→ **What is asked**
Without the pictures, print each of the records below exactly as it appears.
*** Data excerpts ***
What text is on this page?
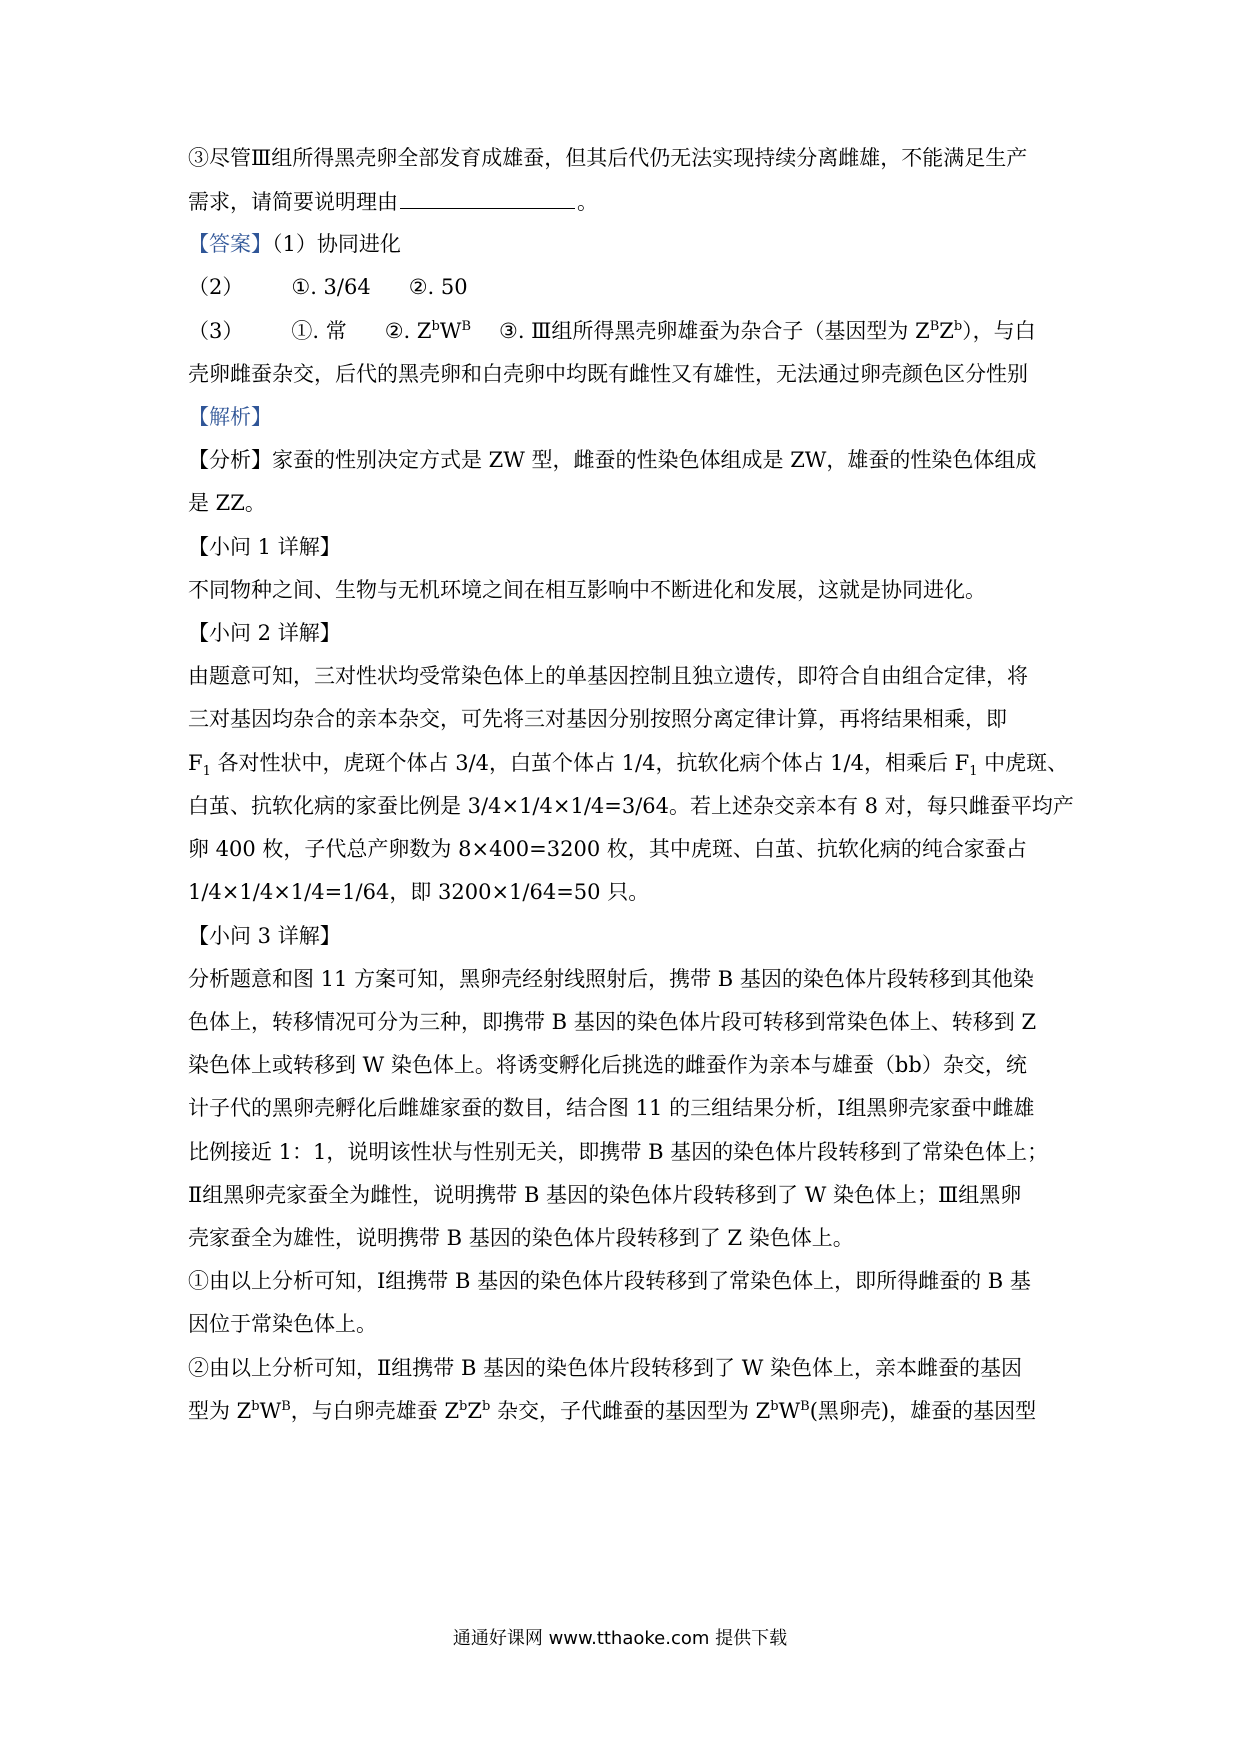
③尽管Ⅲ组所得黑壳卵全部发育成雄蚕，但其后代仍无法实现持续分离雌雄，不能满足生产
需求，请简要说明理由	。
【答案】（1）协同进化
（2） ①. 3/64 ②. 50
（3） ①. 常 ②. $Z^bW^B$ ③. Ⅲ组所得黑壳卵雄蚕为杂合子（基因型为 $Z^BZ^b$），与白
壳卵雌蚕杂交，后代的黑壳卵和白壳卵中均既有雌性又有雄性，无法通过卵壳颜色区分性别
【解析】
【分析】家蚕的性别决定方式是 ZW 型，雌蚕的性染色体组成是 ZW，雄蚕的性染色体组成
是 ZZ。
【小问 1 详解】
不同物种之间、生物与无机环境之间在相互影响中不断进化和发展，这就是协同进化。
【小问 2 详解】
由题意可知，三对性状均受常染色体上的单基因控制且独立遗传，即符合自由组合定律，将
三对基因均杂合的亲本杂交，可先将三对基因分别按照分离定律计算，再将结果相乘，即
$F_1$ 各对性状中，虎斑个体占 3/4，白茧个体占 1/4，抗软化病个体占 1/4，相乘后 $F_1$ 中虎斑、
白茧、抗软化病的家蚕比例是 3/4×1/4×1/4=3/64。若上述杂交亲本有 8 对，每只雌蚕平均产
卵 400 枚，子代总产卵数为 8×400=3200 枚，其中虎斑、白茧、抗软化病的纯合家蚕占
1/4×1/4×1/4=1/64，即 3200×1/64=50 只。
【小问 3 详解】
分析题意和图 11 方案可知，黑卵壳经射线照射后，携带 B 基因的染色体片段转移到其他染
色体上，转移情况可分为三种，即携带 B 基因的染色体片段可转移到常染色体上、转移到 Z
染色体上或转移到 W 染色体上。将诱变孵化后挑选的雌蚕作为亲本与雄蚕（bb）杂交，统
计子代的黑卵壳孵化后雌雄家蚕的数目，结合图 11 的三组结果分析，Ⅰ组黑卵壳家蚕中雌雄
比例接近 1：1，说明该性状与性别无关，即携带 B 基因的染色体片段转移到了常染色体上；
Ⅱ组黑卵壳家蚕全为雌性，说明携带 B 基因的染色体片段转移到了 W 染色体上；Ⅲ组黑卵
壳家蚕全为雄性，说明携带 B 基因的染色体片段转移到了 Z 染色体上。
①由以上分析可知，Ⅰ组携带 B 基因的染色体片段转移到了常染色体上，即所得雌蚕的 B 基
因位于常染色体上。
②由以上分析可知，Ⅱ组携带 B 基因的染色体片段转移到了 W 染色体上，亲本雌蚕的基因
型为 $Z^bW^B$，与白卵壳雄蚕 $Z^bZ^b$ 杂交，子代雌蚕的基因型为 $Z^bW^B$(黑卵壳)，雄蚕的基因型
通通好课网 www.tthaoke.com 提供下载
***
→ **Answer**
What text is on this page?
③尽管Ⅲ组所得黑壳卵全部发育成雄蚕，但其后代仍无法实现持续分离雌雄，不能满足生产
需求，请简要说明理由	。
【答案】（1）协同进化
（2） ①. 3/64 ②. 50
（3） ①. 常 ②. $Z^bW^B$ ③. Ⅲ组所得黑壳卵雄蚕为杂合子（基因型为 $Z^BZ^b$），与白
壳卵雌蚕杂交，后代的黑壳卵和白壳卵中均既有雌性又有雄性，无法通过卵壳颜色区分性别
【解析】
【分析】家蚕的性别决定方式是 ZW 型，雌蚕的性染色体组成是 ZW，雄蚕的性染色体组成
是 ZZ。
【小问 1 详解】
不同物种之间、生物与无机环境之间在相互影响中不断进化和发展，这就是协同进化。
【小问 2 详解】
由题意可知，三对性状均受常染色体上的单基因控制且独立遗传，即符合自由组合定律，将
三对基因均杂合的亲本杂交，可先将三对基因分别按照分离定律计算，再将结果相乘，即
$F_1$ 各对性状中，虎斑个体占 3/4，白茧个体占 1/4，抗软化病个体占 1/4，相乘后 $F_1$ 中虎斑、
白茧、抗软化病的家蚕比例是 3/4×1/4×1/4=3/64。若上述杂交亲本有 8 对，每只雌蚕平均产
卵 400 枚，子代总产卵数为 8×400=3200 枚，其中虎斑、白茧、抗软化病的纯合家蚕占
1/4×1/4×1/4=1/64，即 3200×1/64=50 只。
【小问 3 详解】
分析题意和图 11 方案可知，黑卵壳经射线照射后，携带 B 基因的染色体片段转移到其他染
色体上，转移情况可分为三种，即携带 B 基因的染色体片段可转移到常染色体上、转移到 Z
染色体上或转移到 W 染色体上。将诱变孵化后挑选的雌蚕作为亲本与雄蚕（bb）杂交，统
计子代的黑卵壳孵化后雌雄家蚕的数目，结合图 11 的三组结果分析，Ⅰ组黑卵壳家蚕中雌雄
比例接近 1：1，说明该性状与性别无关，即携带 B 基因的染色体片段转移到了常染色体上；
Ⅱ组黑卵壳家蚕全为雌性，说明携带 B 基因的染色体片段转移到了 W 染色体上；Ⅲ组黑卵
壳家蚕全为雄性，说明携带 B 基因的染色体片段转移到了 Z 染色体上。
①由以上分析可知，Ⅰ组携带 B 基因的染色体片段转移到了常染色体上，即所得雌蚕的 B 基
因位于常染色体上。
②由以上分析可知，Ⅱ组携带 B 基因的染色体片段转移到了 W 染色体上，亲本雌蚕的基因
型为 $Z^bW^B$，与白卵壳雄蚕 $Z^bZ^b$ 杂交，子代雌蚕的基因型为 $Z^bW^B$(黑卵壳)，雄蚕的基因型
通通好课网 www.tthaoke.com 提供下载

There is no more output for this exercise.